··· Record excerpts ···

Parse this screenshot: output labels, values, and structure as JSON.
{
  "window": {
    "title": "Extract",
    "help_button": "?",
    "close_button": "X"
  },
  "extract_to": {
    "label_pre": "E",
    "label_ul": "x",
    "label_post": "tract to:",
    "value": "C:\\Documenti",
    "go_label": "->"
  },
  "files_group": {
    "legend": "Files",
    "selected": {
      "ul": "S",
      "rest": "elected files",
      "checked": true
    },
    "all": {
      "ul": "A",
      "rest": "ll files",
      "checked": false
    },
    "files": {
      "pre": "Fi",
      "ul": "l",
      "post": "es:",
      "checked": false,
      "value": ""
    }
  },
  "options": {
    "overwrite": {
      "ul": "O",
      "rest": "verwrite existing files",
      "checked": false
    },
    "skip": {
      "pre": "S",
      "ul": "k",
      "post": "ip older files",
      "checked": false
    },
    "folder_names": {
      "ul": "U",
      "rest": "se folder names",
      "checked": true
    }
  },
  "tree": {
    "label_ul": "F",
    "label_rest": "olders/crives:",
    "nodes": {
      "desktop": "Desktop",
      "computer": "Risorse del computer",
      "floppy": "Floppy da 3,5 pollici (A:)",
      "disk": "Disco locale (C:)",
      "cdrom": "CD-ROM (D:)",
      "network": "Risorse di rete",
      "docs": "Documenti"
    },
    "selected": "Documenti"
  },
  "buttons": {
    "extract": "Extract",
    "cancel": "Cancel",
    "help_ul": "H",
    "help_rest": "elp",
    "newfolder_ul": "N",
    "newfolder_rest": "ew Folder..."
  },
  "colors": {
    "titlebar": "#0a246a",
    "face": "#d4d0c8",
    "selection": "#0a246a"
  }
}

···

Goal of the exercise -
Only a number is expected here: the count of lines in the listing that hold the string "Documenti".

Output for this exercise -
3